### REQUIRED WORK
Keep the pictures out of the copy and repeat the records exactly.

-=-=-=-=-

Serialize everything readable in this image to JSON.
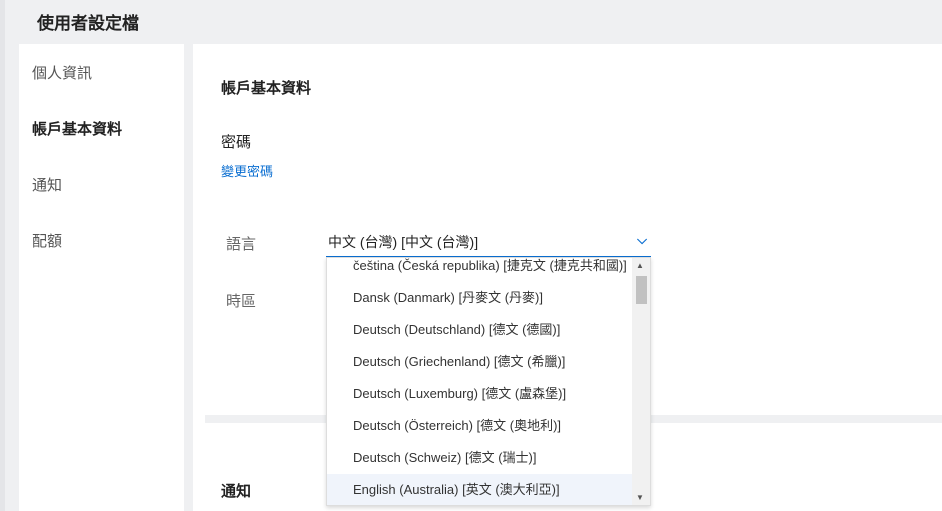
{
  "header": {
    "title": "使用者設定檔"
  },
  "sidebar": {
    "items": [
      {
        "label": "個人資訊"
      },
      {
        "label": "帳戶基本資料"
      },
      {
        "label": "通知"
      },
      {
        "label": "配額"
      }
    ]
  },
  "main": {
    "section_title": "帳戶基本資料",
    "password_label": "密碼",
    "change_password": "變更密碼",
    "language_label": "語言",
    "language_value": "中文 (台灣)  [中文 (台灣)]",
    "timezone_label": "時區",
    "notifications_title": "通知"
  },
  "dropdown": {
    "options": [
      "čeština (Česká republika) [捷克文 (捷克共和國)]",
      "Dansk (Danmark) [丹麥文 (丹麥)]",
      "Deutsch (Deutschland) [德文 (德國)]",
      "Deutsch (Griechenland) [德文 (希臘)]",
      "Deutsch (Luxemburg) [德文 (盧森堡)]",
      "Deutsch (Österreich) [德文 (奧地利)]",
      "Deutsch (Schweiz) [德文 (瑞士)]",
      "English (Australia) [英文 (澳大利亞)]"
    ],
    "highlighted_index": 7,
    "scroll_position": 0.05
  },
  "colors": {
    "accent": "#0a6ed1",
    "background": "#eff0f2"
  }
}
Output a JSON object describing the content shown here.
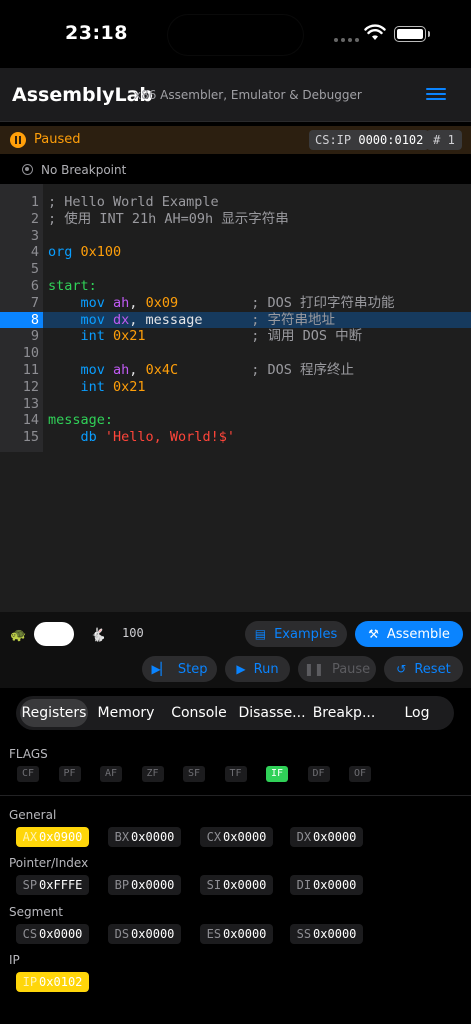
{
  "status_bar": {
    "time": "23:18"
  },
  "header": {
    "title": "AssemblyLab",
    "subtitle": "x86 Assembler, Emulator & Debugger"
  },
  "run_state": {
    "status": "Paused",
    "csip_label": "CS:IP",
    "csip_value": "0000:0102",
    "count": "# 1",
    "breakpoint_text": "No Breakpoint"
  },
  "editor": {
    "current_line": 8,
    "lines": [
      {
        "n": "1",
        "tokens": [
          [
            "c-com",
            "; Hello World Example"
          ]
        ]
      },
      {
        "n": "2",
        "tokens": [
          [
            "c-com",
            "; 使用 INT 21h AH=09h 显示字符串"
          ]
        ]
      },
      {
        "n": "3",
        "tokens": []
      },
      {
        "n": "4",
        "tokens": [
          [
            "c-kw",
            "org "
          ],
          [
            "c-num",
            "0x100"
          ]
        ]
      },
      {
        "n": "5",
        "tokens": []
      },
      {
        "n": "6",
        "tokens": [
          [
            "c-lbl",
            "start:"
          ]
        ]
      },
      {
        "n": "7",
        "tokens": [
          [
            "c-kw",
            "    mov "
          ],
          [
            "c-reg",
            "ah"
          ],
          [
            "c-txt",
            ", "
          ],
          [
            "c-num",
            "0x09"
          ],
          [
            "c-com",
            "         ; DOS 打印字符串功能"
          ]
        ]
      },
      {
        "n": "8",
        "tokens": [
          [
            "c-kw",
            "    mov "
          ],
          [
            "c-reg",
            "dx"
          ],
          [
            "c-txt",
            ", message"
          ],
          [
            "c-com",
            "      ; 字符串地址"
          ]
        ]
      },
      {
        "n": "9",
        "tokens": [
          [
            "c-kw",
            "    int "
          ],
          [
            "c-num",
            "0x21"
          ],
          [
            "c-com",
            "             ; 调用 DOS 中断"
          ]
        ]
      },
      {
        "n": "10",
        "tokens": []
      },
      {
        "n": "11",
        "tokens": [
          [
            "c-kw",
            "    mov "
          ],
          [
            "c-reg",
            "ah"
          ],
          [
            "c-txt",
            ", "
          ],
          [
            "c-num",
            "0x4C"
          ],
          [
            "c-com",
            "         ; DOS 程序终止"
          ]
        ]
      },
      {
        "n": "12",
        "tokens": [
          [
            "c-kw",
            "    int "
          ],
          [
            "c-num",
            "0x21"
          ]
        ]
      },
      {
        "n": "13",
        "tokens": []
      },
      {
        "n": "14",
        "tokens": [
          [
            "c-lbl",
            "message:"
          ]
        ]
      },
      {
        "n": "15",
        "tokens": [
          [
            "c-kw",
            "    db "
          ],
          [
            "c-str",
            "'Hello, World!$'"
          ]
        ]
      }
    ]
  },
  "controls": {
    "speed_value": "100",
    "examples_label": "Examples",
    "assemble_label": "Assemble",
    "step_label": "Step",
    "run_label": "Run",
    "pause_label": "Pause",
    "reset_label": "Reset"
  },
  "tabs": [
    "Registers",
    "Memory",
    "Console",
    "Disasse...",
    "Breakp...",
    "Log"
  ],
  "active_tab": 0,
  "registers": {
    "flags_label": "FLAGS",
    "flags": [
      {
        "name": "CF",
        "on": false
      },
      {
        "name": "PF",
        "on": false
      },
      {
        "name": "AF",
        "on": false
      },
      {
        "name": "ZF",
        "on": false
      },
      {
        "name": "SF",
        "on": false
      },
      {
        "name": "TF",
        "on": false
      },
      {
        "name": "IF",
        "on": true
      },
      {
        "name": "DF",
        "on": false
      },
      {
        "name": "OF",
        "on": false
      }
    ],
    "groups": [
      {
        "label": "General",
        "regs": [
          {
            "name": "AX",
            "value": "0x0900",
            "changed": true
          },
          {
            "name": "BX",
            "value": "0x0000",
            "changed": false
          },
          {
            "name": "CX",
            "value": "0x0000",
            "changed": false
          },
          {
            "name": "DX",
            "value": "0x0000",
            "changed": false
          }
        ]
      },
      {
        "label": "Pointer/Index",
        "regs": [
          {
            "name": "SP",
            "value": "0xFFFE",
            "changed": false
          },
          {
            "name": "BP",
            "value": "0x0000",
            "changed": false
          },
          {
            "name": "SI",
            "value": "0x0000",
            "changed": false
          },
          {
            "name": "DI",
            "value": "0x0000",
            "changed": false
          }
        ]
      },
      {
        "label": "Segment",
        "regs": [
          {
            "name": "CS",
            "value": "0x0000",
            "changed": false
          },
          {
            "name": "DS",
            "value": "0x0000",
            "changed": false
          },
          {
            "name": "ES",
            "value": "0x0000",
            "changed": false
          },
          {
            "name": "SS",
            "value": "0x0000",
            "changed": false
          }
        ]
      },
      {
        "label": "IP",
        "regs": [
          {
            "name": "IP",
            "value": "0x0102",
            "changed": true
          }
        ]
      }
    ]
  },
  "colors": {
    "accent": "#0a84ff",
    "paused": "#ff9f0a",
    "flag_on": "#30d158",
    "changed_reg": "#ffd60a"
  }
}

-=-=-=-=-

### WRITTEN RESPONSE
Serialize everything readable in this image to JSON.
{
  "header": {
    "title": "使用者設定檔"
  },
  "sidebar": {
    "items": [
      {
        "label": "個人資訊"
      },
      {
        "label": "帳戶基本資料"
      },
      {
        "label": "通知"
      },
      {
        "label": "配額"
      }
    ]
  },
  "main": {
    "section_title": "帳戶基本資料",
    "password_label": "密碼",
    "change_password": "變更密碼",
    "language_label": "語言",
    "language_value": "中文 (台灣)  [中文 (台灣)]",
    "timezone_label": "時區",
    "notifications_title": "通知"
  },
  "dropdown": {
    "options": [
      "čeština (Česká republika) [捷克文 (捷克共和國)]",
      "Dansk (Danmark) [丹麥文 (丹麥)]",
      "Deutsch (Deutschland) [德文 (德國)]",
      "Deutsch (Griechenland) [德文 (希臘)]",
      "Deutsch (Luxemburg) [德文 (盧森堡)]",
      "Deutsch (Österreich) [德文 (奧地利)]",
      "Deutsch (Schweiz) [德文 (瑞士)]",
      "English (Australia) [英文 (澳大利亞)]"
    ],
    "highlighted_index": 7,
    "scroll_position": 0.05
  },
  "colors": {
    "accent": "#0a6ed1",
    "background": "#eff0f2"
  }
}
Output a JSON object describing the content shown here.
{
  "status_bar": {
    "time": "23:18"
  },
  "header": {
    "title": "AssemblyLab",
    "subtitle": "x86 Assembler, Emulator & Debugger"
  },
  "run_state": {
    "status": "Paused",
    "csip_label": "CS:IP",
    "csip_value": "0000:0102",
    "count": "# 1",
    "breakpoint_text": "No Breakpoint"
  },
  "editor": {
    "current_line": 8,
    "lines": [
      {
        "n": "1",
        "tokens": [
          [
            "c-com",
            "; Hello World Example"
          ]
        ]
      },
      {
        "n": "2",
        "tokens": [
          [
            "c-com",
            "; 使用 INT 21h AH=09h 显示字符串"
          ]
        ]
      },
      {
        "n": "3",
        "tokens": []
      },
      {
        "n": "4",
        "tokens": [
          [
            "c-kw",
            "org "
          ],
          [
            "c-num",
            "0x100"
          ]
        ]
      },
      {
        "n": "5",
        "tokens": []
      },
      {
        "n": "6",
        "tokens": [
          [
            "c-lbl",
            "start:"
          ]
        ]
      },
      {
        "n": "7",
        "tokens": [
          [
            "c-kw",
            "    mov "
          ],
          [
            "c-reg",
            "ah"
          ],
          [
            "c-txt",
            ", "
          ],
          [
            "c-num",
            "0x09"
          ],
          [
            "c-com",
            "         ; DOS 打印字符串功能"
          ]
        ]
      },
      {
        "n": "8",
        "tokens": [
          [
            "c-kw",
            "    mov "
          ],
          [
            "c-reg",
            "dx"
          ],
          [
            "c-txt",
            ", message"
          ],
          [
            "c-com",
            "      ; 字符串地址"
          ]
        ]
      },
      {
        "n": "9",
        "tokens": [
          [
            "c-kw",
            "    int "
          ],
          [
            "c-num",
            "0x21"
          ],
          [
            "c-com",
            "             ; 调用 DOS 中断"
          ]
        ]
      },
      {
        "n": "10",
        "tokens": []
      },
      {
        "n": "11",
        "tokens": [
          [
            "c-kw",
            "    mov "
          ],
          [
            "c-reg",
            "ah"
          ],
          [
            "c-txt",
            ", "
          ],
          [
            "c-num",
            "0x4C"
          ],
          [
            "c-com",
            "         ; DOS 程序终止"
          ]
        ]
      },
      {
        "n": "12",
        "tokens": [
          [
            "c-kw",
            "    int "
          ],
          [
            "c-num",
            "0x21"
          ]
        ]
      },
      {
        "n": "13",
        "tokens": []
      },
      {
        "n": "14",
        "tokens": [
          [
            "c-lbl",
            "message:"
          ]
        ]
      },
      {
        "n": "15",
        "tokens": [
          [
            "c-kw",
            "    db "
          ],
          [
            "c-str",
            "'Hello, World!$'"
          ]
        ]
      }
    ]
  },
  "controls": {
    "speed_value": "100",
    "examples_label": "Examples",
    "assemble_label": "Assemble",
    "step_label": "Step",
    "run_label": "Run",
    "pause_label": "Pause",
    "reset_label": "Reset"
  },
  "tabs": [
    "Registers",
    "Memory",
    "Console",
    "Disasse...",
    "Breakp...",
    "Log"
  ],
  "active_tab": 0,
  "registers": {
    "flags_label": "FLAGS",
    "flags": [
      {
        "name": "CF",
        "on": false
      },
      {
        "name": "PF",
        "on": false
      },
      {
        "name": "AF",
        "on": false
      },
      {
        "name": "ZF",
        "on": false
      },
      {
        "name": "SF",
        "on": false
      },
      {
        "name": "TF",
        "on": false
      },
      {
        "name": "IF",
        "on": true
      },
      {
        "name": "DF",
        "on": false
      },
      {
        "name": "OF",
        "on": false
      }
    ],
    "groups": [
      {
        "label": "General",
        "regs": [
          {
            "name": "AX",
            "value": "0x0900",
            "changed": true
          },
          {
            "name": "BX",
            "value": "0x0000",
            "changed": false
          },
          {
            "name": "CX",
            "value": "0x0000",
            "changed": false
          },
          {
            "name": "DX",
            "value": "0x0000",
            "changed": false
          }
        ]
      },
      {
        "label": "Pointer/Index",
        "regs": [
          {
            "name": "SP",
            "value": "0xFFFE",
            "changed": false
          },
          {
            "name": "BP",
            "value": "0x0000",
            "changed": false
          },
          {
            "name": "SI",
            "value": "0x0000",
            "changed": false
          },
          {
            "name": "DI",
            "value": "0x0000",
            "changed": false
          }
        ]
      },
      {
        "label": "Segment",
        "regs": [
          {
            "name": "CS",
            "value": "0x0000",
            "changed": false
          },
          {
            "name": "DS",
            "value": "0x0000",
            "changed": false
          },
          {
            "name": "ES",
            "value": "0x0000",
            "changed": false
          },
          {
            "name": "SS",
            "value": "0x0000",
            "changed": false
          }
        ]
      },
      {
        "label": "IP",
        "regs": [
          {
            "name": "IP",
            "value": "0x0102",
            "changed": true
          }
        ]
      }
    ]
  },
  "colors": {
    "accent": "#0a84ff",
    "paused": "#ff9f0a",
    "flag_on": "#30d158",
    "changed_reg": "#ffd60a"
  }
}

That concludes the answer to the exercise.